* begin The input *
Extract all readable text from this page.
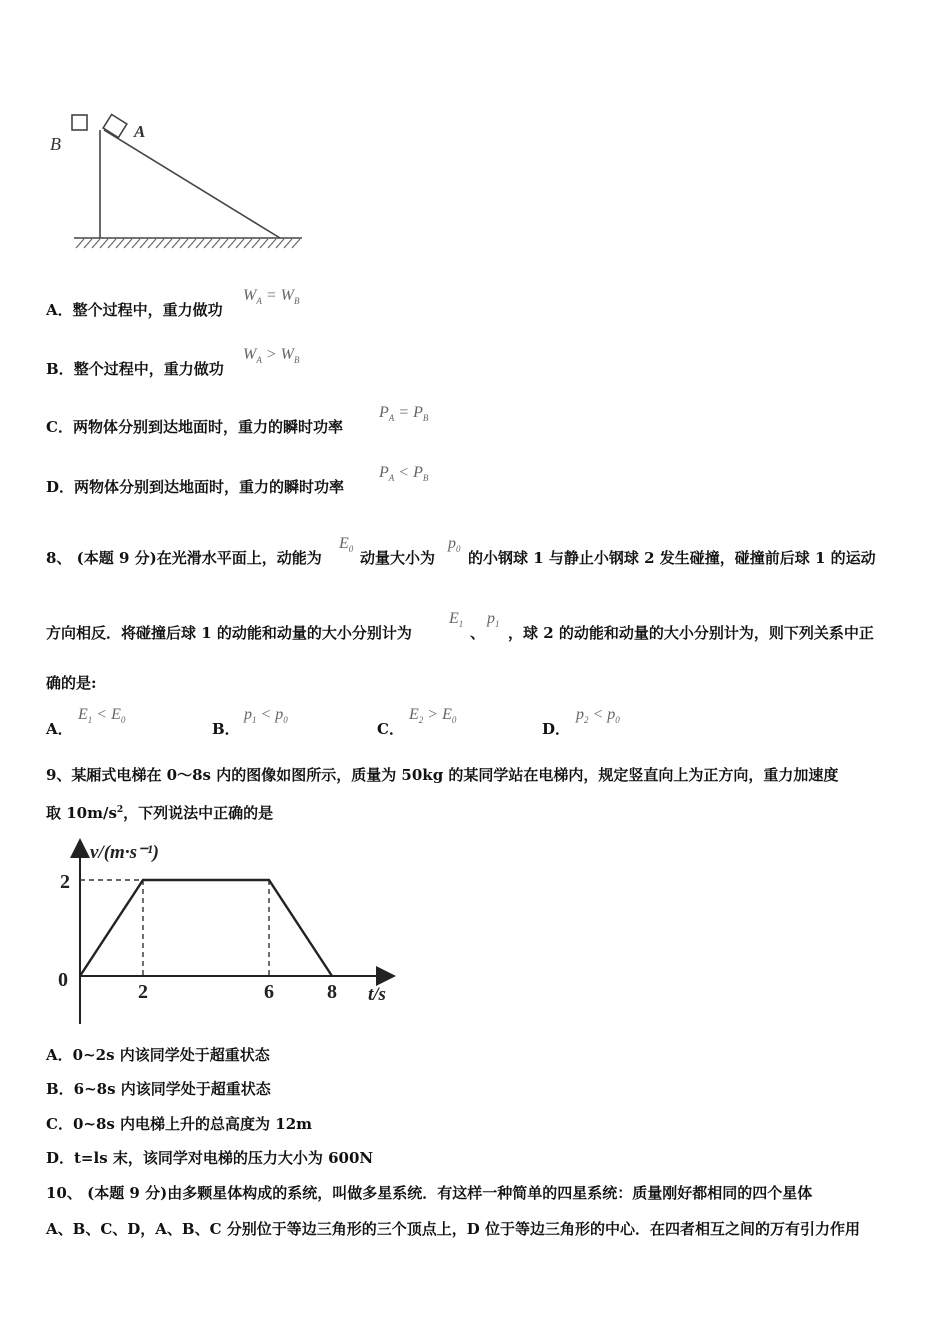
A
B
A．整个过程中，重力做功
$W_A = W_B$
B．整个过程中，重力做功
$W_A > W_B$
C．两物体分别到达地面时，重力的瞬时功率
$P_A = P_B$
D．两物体分别到达地面时，重力的瞬时功率
$P_A < P_B$
8、 (本题 9 分)在光滑水平面上，动能为
$E_0$ 动量大小为
$p_0$ 的小钢球 1 与静止小钢球 2 发生碰撞，碰撞前后球 1 的运动
方向相反．将碰撞后球 1 的动能和动量的大小分别计为
$E_1$ 、
$p_1$ ，球 2 的动能和动量的大小分别计为，则下列关系中正
确的是:
A．
$E_1 < E_0$	B．
$p_1 < p_0$	C．
$E_2 > E_0$	D．
$p_2 < p_0$
9、某厢式电梯在 0～8s 内的图像如图所示，质量为 50kg 的某同学站在电梯内，规定竖直向上为正方向，重力加速度
取 $10m/s^2$，下列说法中正确的是
2	6	8
2
v/(m·s⁻¹)
t/s
0
A．0~2s 内该同学处于超重状态
B．6~8s 内该同学处于超重状态
C．0~8s 内电梯上升的总高度为 12m
D．t=ls 末，该同学对电梯的压力大小为 600N
10、 (本题 9 分)由多颗星体构成的系统，叫做多星系统．有这样一种简单的四星系统：质量刚好都相同的四个星体
A、B、C、D，A、B、C 分别位于等边三角形的三个顶点上，D 位于等边三角形的中心．在四者相互之间的万有引力作用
* end The input *
## Task to complete
Using the listing, copy every line where the word "两物体分别到达地面时" shows up.

## Reply to the task
C．两物体分别到达地面时，重力的瞬时功率
D．两物体分别到达地面时，重力的瞬时功率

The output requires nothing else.